Material shown:

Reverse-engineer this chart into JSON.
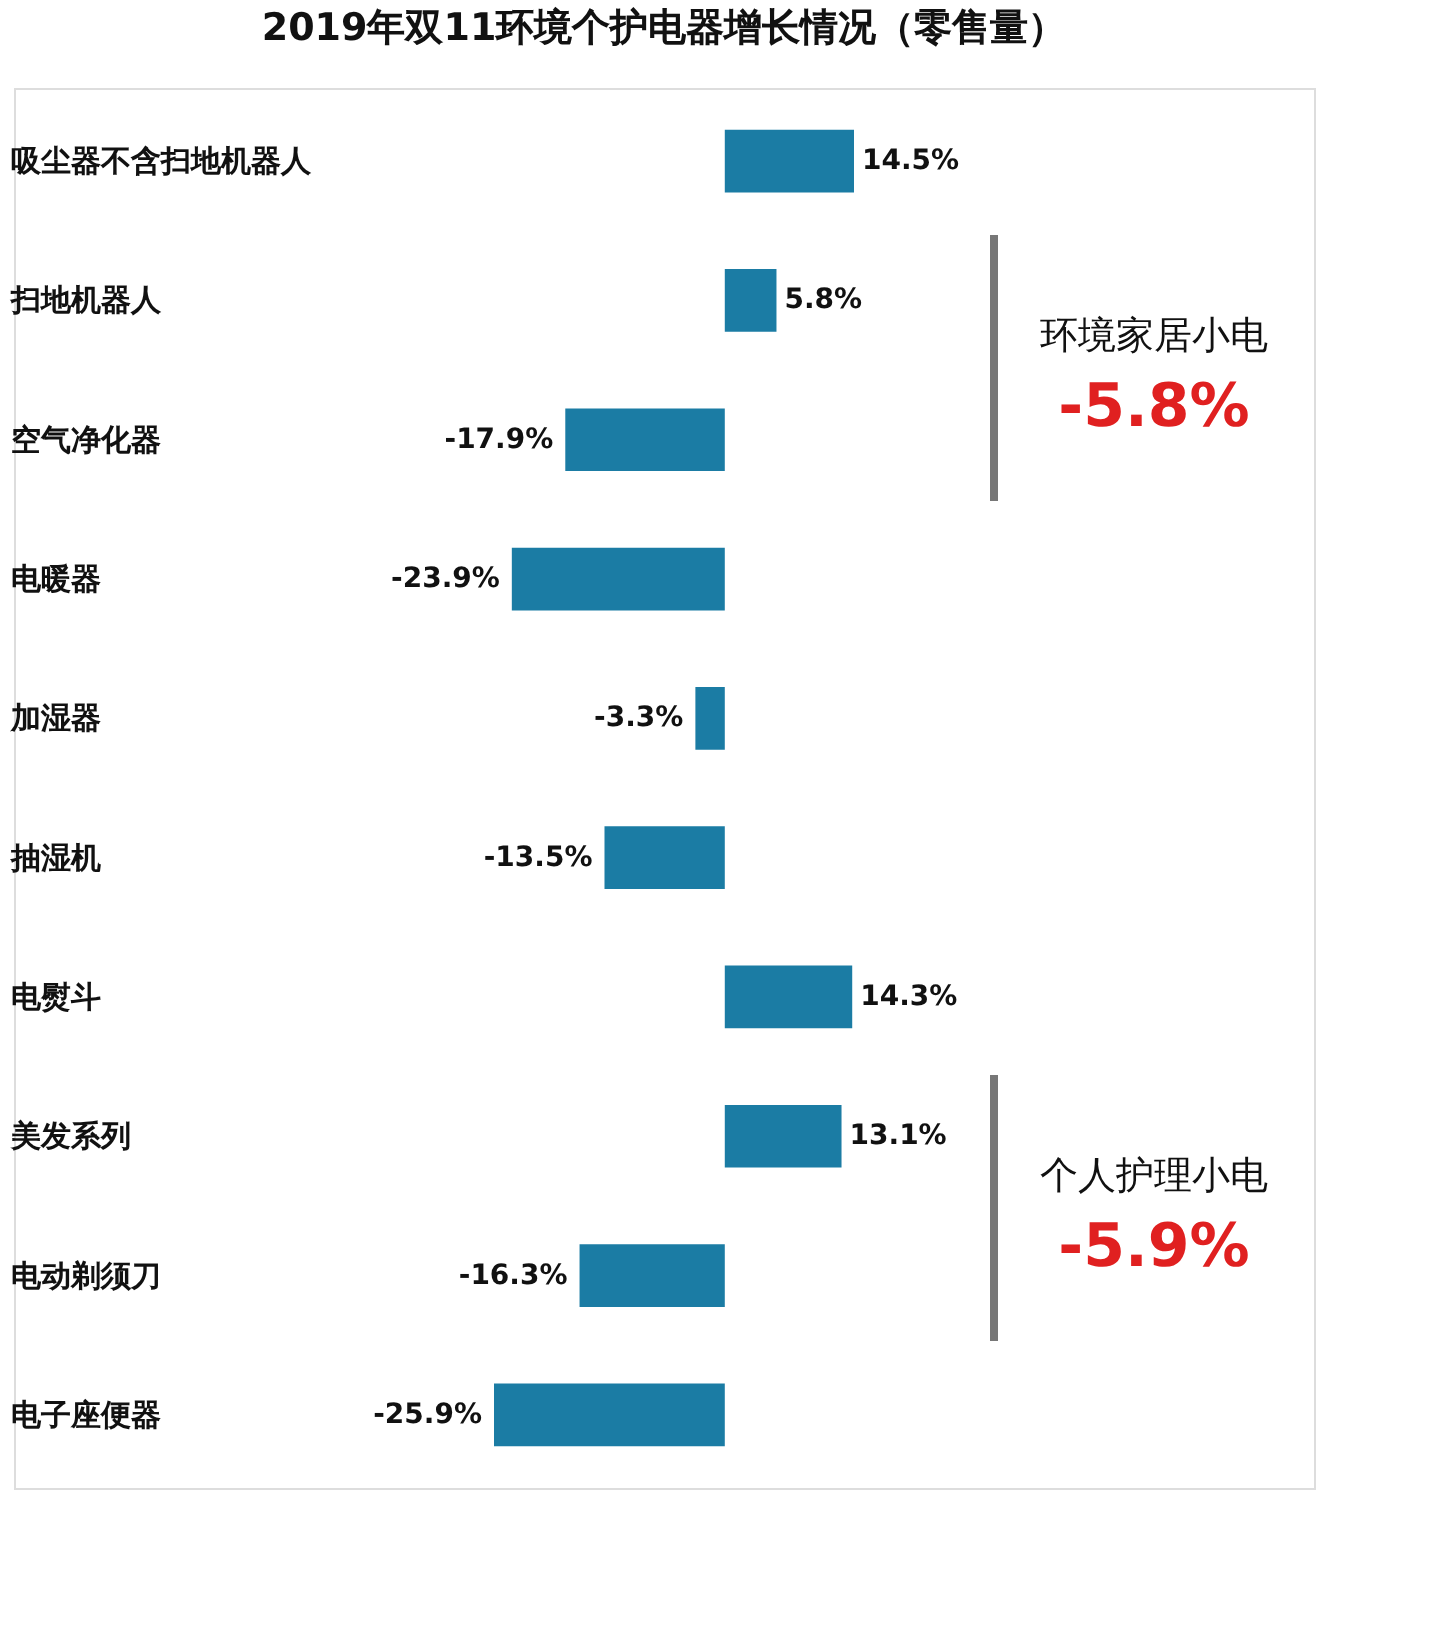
{
  "chart_data": {
    "type": "bar",
    "orientation": "horizontal",
    "title": "2019年双11环境个护电器增长情况（零售量）",
    "categories": [
      "吸尘器不含扫地机器人",
      "扫地机器人",
      "空气净化器",
      "电暖器",
      "加湿器",
      "抽湿机",
      "电熨斗",
      "美发系列",
      "电动剃须刀",
      "电子座便器"
    ],
    "values": [
      14.5,
      5.8,
      -17.9,
      -23.9,
      -3.3,
      -13.5,
      14.3,
      13.1,
      -16.3,
      -25.9
    ],
    "value_labels": [
      "14.5%",
      "5.8%",
      "-17.9%",
      "-23.9%",
      "-3.3%",
      "-13.5%",
      "14.3%",
      "13.1%",
      "-16.3%",
      "-25.9%"
    ],
    "color": "#1b7ca4",
    "annotations": [
      "环境家居小电",
      "-5.8%",
      "个人护理小电",
      "-5.9%"
    ]
  }
}
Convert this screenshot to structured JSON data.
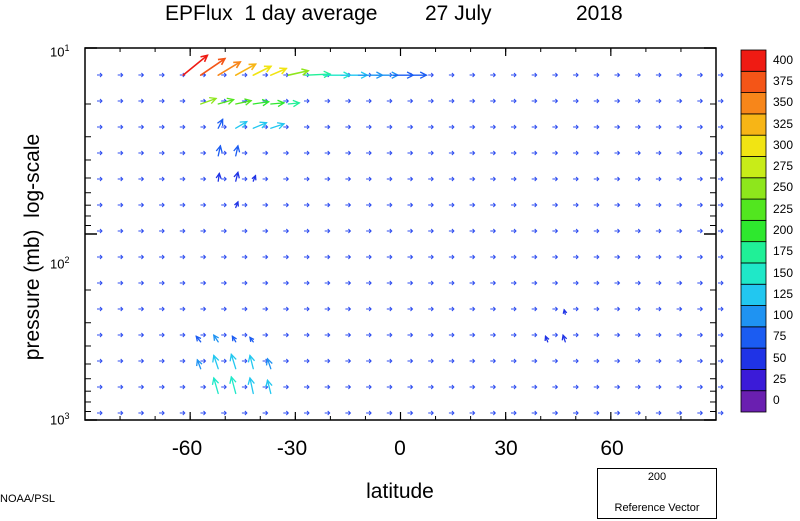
{
  "title": {
    "main": "EPFlux  1 day average",
    "date": "27 July",
    "year": "2018"
  },
  "credit": "NOAA/PSL",
  "reference": {
    "magnitude": "200",
    "label": "Reference Vector",
    "color": "#3cf07a"
  },
  "chart_data": {
    "type": "vector-field",
    "title": "EPFlux  1 day average  27 July  2018",
    "xlabel": "latitude",
    "ylabel": "pressure (mb)  log-scale",
    "xlim": [
      -90,
      90
    ],
    "ylim": [
      1000,
      10
    ],
    "y_scale": "log",
    "x_ticks": [
      "-60",
      "-30",
      "0",
      "30",
      "60"
    ],
    "y_ticks": [
      {
        "base": "10",
        "exp": "1"
      },
      {
        "base": "10",
        "exp": "2"
      },
      {
        "base": "10",
        "exp": "3"
      }
    ],
    "colorbar": {
      "levels": [
        0,
        25,
        50,
        75,
        100,
        125,
        150,
        175,
        200,
        225,
        250,
        275,
        300,
        325,
        350,
        375,
        400
      ],
      "colors": [
        "#6a1fb0",
        "#3b1bd8",
        "#1f33e6",
        "#1b5cf2",
        "#1f93f2",
        "#22c7f0",
        "#1fe8c8",
        "#20f097",
        "#2ee82e",
        "#52e61f",
        "#8ee61c",
        "#c8ec18",
        "#f1e413",
        "#f7b516",
        "#f7861a",
        "#f45517",
        "#ef1b13"
      ]
    },
    "vectors": [
      {
        "lat": -62,
        "p": 14,
        "u": 22,
        "v": 18,
        "mag": 400
      },
      {
        "lat": -57,
        "p": 14,
        "u": 22,
        "v": 15,
        "mag": 380
      },
      {
        "lat": -52,
        "p": 14,
        "u": 20,
        "v": 12,
        "mag": 360
      },
      {
        "lat": -47,
        "p": 14,
        "u": 18,
        "v": 10,
        "mag": 340
      },
      {
        "lat": -42,
        "p": 14,
        "u": 16,
        "v": 8,
        "mag": 320
      },
      {
        "lat": -37,
        "p": 14,
        "u": 14,
        "v": 6,
        "mag": 300
      },
      {
        "lat": -32,
        "p": 14,
        "u": 18,
        "v": 4,
        "mag": 260
      },
      {
        "lat": -27,
        "p": 14,
        "u": 22,
        "v": 1,
        "mag": 190
      },
      {
        "lat": -22,
        "p": 14,
        "u": 24,
        "v": 0,
        "mag": 150
      },
      {
        "lat": -17,
        "p": 14,
        "u": 24,
        "v": 0,
        "mag": 130
      },
      {
        "lat": -12,
        "p": 14,
        "u": 22,
        "v": 0,
        "mag": 110
      },
      {
        "lat": -7,
        "p": 14,
        "u": 20,
        "v": 0,
        "mag": 100
      },
      {
        "lat": -2,
        "p": 14,
        "u": 18,
        "v": 0,
        "mag": 90
      },
      {
        "lat": 3,
        "p": 14,
        "u": 14,
        "v": 0,
        "mag": 80
      },
      {
        "lat": -57,
        "p": 20,
        "u": 14,
        "v": 5,
        "mag": 250
      },
      {
        "lat": -52,
        "p": 20,
        "u": 14,
        "v": 4,
        "mag": 240
      },
      {
        "lat": -47,
        "p": 20,
        "u": 14,
        "v": 3,
        "mag": 225
      },
      {
        "lat": -42,
        "p": 20,
        "u": 14,
        "v": 2,
        "mag": 210
      },
      {
        "lat": -37,
        "p": 20,
        "u": 12,
        "v": 1,
        "mag": 200
      },
      {
        "lat": -32,
        "p": 20,
        "u": 10,
        "v": 1,
        "mag": 180
      },
      {
        "lat": -47,
        "p": 27,
        "u": 10,
        "v": 6,
        "mag": 140
      },
      {
        "lat": -42,
        "p": 27,
        "u": 12,
        "v": 5,
        "mag": 140
      },
      {
        "lat": -37,
        "p": 27,
        "u": 12,
        "v": 4,
        "mag": 130
      },
      {
        "lat": -52,
        "p": 27,
        "u": 4,
        "v": 8,
        "mag": 90
      },
      {
        "lat": -52,
        "p": 38,
        "u": 2,
        "v": 9,
        "mag": 80
      },
      {
        "lat": -47,
        "p": 38,
        "u": 2,
        "v": 9,
        "mag": 80
      },
      {
        "lat": -52,
        "p": 52,
        "u": 1,
        "v": 7,
        "mag": 70
      },
      {
        "lat": -47,
        "p": 52,
        "u": 2,
        "v": 8,
        "mag": 70
      },
      {
        "lat": -42,
        "p": 52,
        "u": 2,
        "v": 5,
        "mag": 60
      },
      {
        "lat": -47,
        "p": 72,
        "u": 2,
        "v": 5,
        "mag": 55
      },
      {
        "lat": -57,
        "p": 380,
        "u": -4,
        "v": 5,
        "mag": 90
      },
      {
        "lat": -52,
        "p": 380,
        "u": -4,
        "v": 6,
        "mag": 100
      },
      {
        "lat": -47,
        "p": 380,
        "u": -3,
        "v": 5,
        "mag": 90
      },
      {
        "lat": -42,
        "p": 380,
        "u": -3,
        "v": 4,
        "mag": 80
      },
      {
        "lat": -52,
        "p": 530,
        "u": -4,
        "v": 12,
        "mag": 140
      },
      {
        "lat": -47,
        "p": 530,
        "u": -4,
        "v": 13,
        "mag": 140
      },
      {
        "lat": -42,
        "p": 530,
        "u": -3,
        "v": 12,
        "mag": 130
      },
      {
        "lat": -37,
        "p": 530,
        "u": -3,
        "v": 9,
        "mag": 110
      },
      {
        "lat": -57,
        "p": 530,
        "u": -3,
        "v": 8,
        "mag": 100
      },
      {
        "lat": -52,
        "p": 720,
        "u": -4,
        "v": 14,
        "mag": 150
      },
      {
        "lat": -47,
        "p": 720,
        "u": -4,
        "v": 15,
        "mag": 150
      },
      {
        "lat": -42,
        "p": 720,
        "u": -3,
        "v": 14,
        "mag": 140
      },
      {
        "lat": -37,
        "p": 720,
        "u": -3,
        "v": 12,
        "mag": 130
      },
      {
        "lat": 42,
        "p": 380,
        "u": -2,
        "v": 5,
        "mag": 60
      },
      {
        "lat": 47,
        "p": 380,
        "u": -2,
        "v": 6,
        "mag": 60
      },
      {
        "lat": 47,
        "p": 270,
        "u": -1,
        "v": 4,
        "mag": 55
      }
    ]
  }
}
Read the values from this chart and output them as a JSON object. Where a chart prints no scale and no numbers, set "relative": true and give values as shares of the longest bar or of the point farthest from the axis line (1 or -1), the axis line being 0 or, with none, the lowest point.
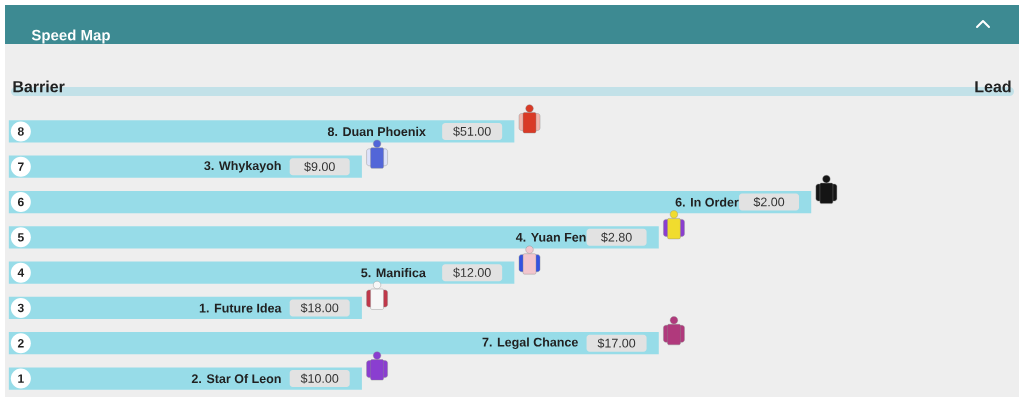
{
  "chart_data": {
    "type": "bar",
    "orientation": "horizontal",
    "relative": true,
    "title": "Speed Map",
    "ylabel": "Barrier",
    "categories": [
      "8",
      "7",
      "6",
      "5",
      "4",
      "3",
      "2",
      "1"
    ],
    "values": [
      0.63,
      0.44,
      1,
      0.81,
      0.63,
      0.44,
      0.81,
      0.44
    ],
    "color": "#97dce8",
    "annotations": [
      {
        "text": "8. Duan Phoenix",
        "x": 0.52,
        "y": "8"
      },
      {
        "text": "$51.00",
        "x": 0.63,
        "y": "8"
      },
      {
        "text": "3. Whykayoh",
        "x": 0.34,
        "y": "7"
      },
      {
        "text": "$9.00",
        "x": 0.44,
        "y": "7"
      },
      {
        "text": "6. In Order",
        "x": 0.91,
        "y": "6"
      },
      {
        "text": "$2.00",
        "x": 1,
        "y": "6"
      },
      {
        "text": "4. Yuan Fen",
        "x": 0.72,
        "y": "5"
      },
      {
        "text": "$2.80",
        "x": 0.81,
        "y": "5"
      },
      {
        "text": "5. Manifica",
        "x": 0.52,
        "y": "4"
      },
      {
        "text": "$12.00",
        "x": 0.63,
        "y": "4"
      },
      {
        "text": "1. Future Idea",
        "x": 0.34,
        "y": "3"
      },
      {
        "text": "$18.00",
        "x": 0.44,
        "y": "3"
      },
      {
        "text": "7. Legal Chance",
        "x": 0.71,
        "y": "2"
      },
      {
        "text": "$17.00",
        "x": 0.81,
        "y": "2"
      },
      {
        "text": "2. Star Of Leon",
        "x": 0.34,
        "y": "1"
      },
      {
        "text": "$10.00",
        "x": 0.44,
        "y": "1"
      },
      "Lead"
    ]
  }
}
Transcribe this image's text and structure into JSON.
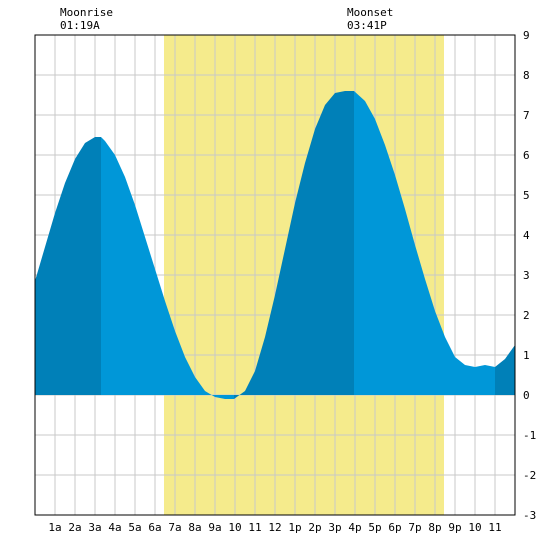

Required task:
Report how many lines of the entries hold the string "relative". Provide the number alone.

Reply:
2